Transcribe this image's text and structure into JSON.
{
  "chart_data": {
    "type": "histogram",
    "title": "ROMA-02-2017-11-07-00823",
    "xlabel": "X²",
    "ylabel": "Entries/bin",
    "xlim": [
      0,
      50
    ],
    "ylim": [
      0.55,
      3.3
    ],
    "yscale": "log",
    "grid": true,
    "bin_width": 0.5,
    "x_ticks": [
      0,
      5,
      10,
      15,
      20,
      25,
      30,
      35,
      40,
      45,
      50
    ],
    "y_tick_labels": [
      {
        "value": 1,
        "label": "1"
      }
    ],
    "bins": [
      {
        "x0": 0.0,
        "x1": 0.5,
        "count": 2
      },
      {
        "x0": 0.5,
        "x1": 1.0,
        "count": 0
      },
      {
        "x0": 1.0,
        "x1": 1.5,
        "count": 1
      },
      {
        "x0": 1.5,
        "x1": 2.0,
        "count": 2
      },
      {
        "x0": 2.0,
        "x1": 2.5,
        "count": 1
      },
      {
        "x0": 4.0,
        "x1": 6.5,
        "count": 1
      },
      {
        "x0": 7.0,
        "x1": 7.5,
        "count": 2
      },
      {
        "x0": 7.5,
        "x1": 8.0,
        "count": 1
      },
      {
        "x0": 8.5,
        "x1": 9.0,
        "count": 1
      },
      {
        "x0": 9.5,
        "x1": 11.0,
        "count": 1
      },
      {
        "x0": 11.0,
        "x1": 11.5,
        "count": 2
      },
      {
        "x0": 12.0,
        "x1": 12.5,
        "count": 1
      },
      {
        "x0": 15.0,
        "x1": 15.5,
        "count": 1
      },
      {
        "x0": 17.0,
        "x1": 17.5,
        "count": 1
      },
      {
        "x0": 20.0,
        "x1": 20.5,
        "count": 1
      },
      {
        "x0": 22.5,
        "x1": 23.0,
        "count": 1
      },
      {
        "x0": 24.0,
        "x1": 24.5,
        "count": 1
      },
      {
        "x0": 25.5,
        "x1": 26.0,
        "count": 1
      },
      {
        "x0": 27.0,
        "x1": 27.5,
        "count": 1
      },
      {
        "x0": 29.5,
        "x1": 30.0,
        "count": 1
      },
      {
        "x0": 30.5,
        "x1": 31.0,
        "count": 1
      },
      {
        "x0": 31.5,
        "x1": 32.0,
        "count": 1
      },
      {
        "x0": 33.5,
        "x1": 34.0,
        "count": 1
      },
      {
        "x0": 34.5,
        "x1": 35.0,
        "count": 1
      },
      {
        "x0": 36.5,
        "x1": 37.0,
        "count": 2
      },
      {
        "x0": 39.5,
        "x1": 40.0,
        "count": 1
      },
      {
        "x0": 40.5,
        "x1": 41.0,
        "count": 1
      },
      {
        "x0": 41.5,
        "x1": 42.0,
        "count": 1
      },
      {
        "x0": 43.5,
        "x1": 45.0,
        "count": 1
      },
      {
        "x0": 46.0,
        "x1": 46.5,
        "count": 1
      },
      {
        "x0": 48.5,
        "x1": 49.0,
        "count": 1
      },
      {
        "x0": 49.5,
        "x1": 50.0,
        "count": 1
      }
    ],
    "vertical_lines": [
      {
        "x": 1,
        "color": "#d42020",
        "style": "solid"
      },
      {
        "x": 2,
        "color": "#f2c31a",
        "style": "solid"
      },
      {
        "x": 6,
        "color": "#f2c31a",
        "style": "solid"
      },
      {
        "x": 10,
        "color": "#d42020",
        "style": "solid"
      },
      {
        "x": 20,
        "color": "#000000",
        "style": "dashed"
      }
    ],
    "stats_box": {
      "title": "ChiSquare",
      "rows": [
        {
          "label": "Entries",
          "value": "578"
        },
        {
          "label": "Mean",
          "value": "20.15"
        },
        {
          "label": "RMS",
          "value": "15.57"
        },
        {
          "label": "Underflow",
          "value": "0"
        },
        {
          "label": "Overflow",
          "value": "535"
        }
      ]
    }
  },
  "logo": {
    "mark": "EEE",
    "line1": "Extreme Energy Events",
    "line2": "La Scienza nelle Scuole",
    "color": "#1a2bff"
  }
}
────────────────────
> _Prompt_
Take the records above and return them exactly as written.

> _Response for this exercise_
Transcribe this image's text and structure into JSON.
{
  "chart_data": {
    "type": "histogram",
    "title": "ROMA-02-2017-11-07-00823",
    "xlabel": "X²",
    "ylabel": "Entries/bin",
    "xlim": [
      0,
      50
    ],
    "ylim": [
      0.55,
      3.3
    ],
    "yscale": "log",
    "grid": true,
    "bin_width": 0.5,
    "x_ticks": [
      0,
      5,
      10,
      15,
      20,
      25,
      30,
      35,
      40,
      45,
      50
    ],
    "y_tick_labels": [
      {
        "value": 1,
        "label": "1"
      }
    ],
    "bins": [
      {
        "x0": 0.0,
        "x1": 0.5,
        "count": 2
      },
      {
        "x0": 0.5,
        "x1": 1.0,
        "count": 0
      },
      {
        "x0": 1.0,
        "x1": 1.5,
        "count": 1
      },
      {
        "x0": 1.5,
        "x1": 2.0,
        "count": 2
      },
      {
        "x0": 2.0,
        "x1": 2.5,
        "count": 1
      },
      {
        "x0": 4.0,
        "x1": 6.5,
        "count": 1
      },
      {
        "x0": 7.0,
        "x1": 7.5,
        "count": 2
      },
      {
        "x0": 7.5,
        "x1": 8.0,
        "count": 1
      },
      {
        "x0": 8.5,
        "x1": 9.0,
        "count": 1
      },
      {
        "x0": 9.5,
        "x1": 11.0,
        "count": 1
      },
      {
        "x0": 11.0,
        "x1": 11.5,
        "count": 2
      },
      {
        "x0": 12.0,
        "x1": 12.5,
        "count": 1
      },
      {
        "x0": 15.0,
        "x1": 15.5,
        "count": 1
      },
      {
        "x0": 17.0,
        "x1": 17.5,
        "count": 1
      },
      {
        "x0": 20.0,
        "x1": 20.5,
        "count": 1
      },
      {
        "x0": 22.5,
        "x1": 23.0,
        "count": 1
      },
      {
        "x0": 24.0,
        "x1": 24.5,
        "count": 1
      },
      {
        "x0": 25.5,
        "x1": 26.0,
        "count": 1
      },
      {
        "x0": 27.0,
        "x1": 27.5,
        "count": 1
      },
      {
        "x0": 29.5,
        "x1": 30.0,
        "count": 1
      },
      {
        "x0": 30.5,
        "x1": 31.0,
        "count": 1
      },
      {
        "x0": 31.5,
        "x1": 32.0,
        "count": 1
      },
      {
        "x0": 33.5,
        "x1": 34.0,
        "count": 1
      },
      {
        "x0": 34.5,
        "x1": 35.0,
        "count": 1
      },
      {
        "x0": 36.5,
        "x1": 37.0,
        "count": 2
      },
      {
        "x0": 39.5,
        "x1": 40.0,
        "count": 1
      },
      {
        "x0": 40.5,
        "x1": 41.0,
        "count": 1
      },
      {
        "x0": 41.5,
        "x1": 42.0,
        "count": 1
      },
      {
        "x0": 43.5,
        "x1": 45.0,
        "count": 1
      },
      {
        "x0": 46.0,
        "x1": 46.5,
        "count": 1
      },
      {
        "x0": 48.5,
        "x1": 49.0,
        "count": 1
      },
      {
        "x0": 49.5,
        "x1": 50.0,
        "count": 1
      }
    ],
    "vertical_lines": [
      {
        "x": 1,
        "color": "#d42020",
        "style": "solid"
      },
      {
        "x": 2,
        "color": "#f2c31a",
        "style": "solid"
      },
      {
        "x": 6,
        "color": "#f2c31a",
        "style": "solid"
      },
      {
        "x": 10,
        "color": "#d42020",
        "style": "solid"
      },
      {
        "x": 20,
        "color": "#000000",
        "style": "dashed"
      }
    ],
    "stats_box": {
      "title": "ChiSquare",
      "rows": [
        {
          "label": "Entries",
          "value": "578"
        },
        {
          "label": "Mean",
          "value": "20.15"
        },
        {
          "label": "RMS",
          "value": "15.57"
        },
        {
          "label": "Underflow",
          "value": "0"
        },
        {
          "label": "Overflow",
          "value": "535"
        }
      ]
    }
  },
  "logo": {
    "mark": "EEE",
    "line1": "Extreme Energy Events",
    "line2": "La Scienza nelle Scuole",
    "color": "#1a2bff"
  }
}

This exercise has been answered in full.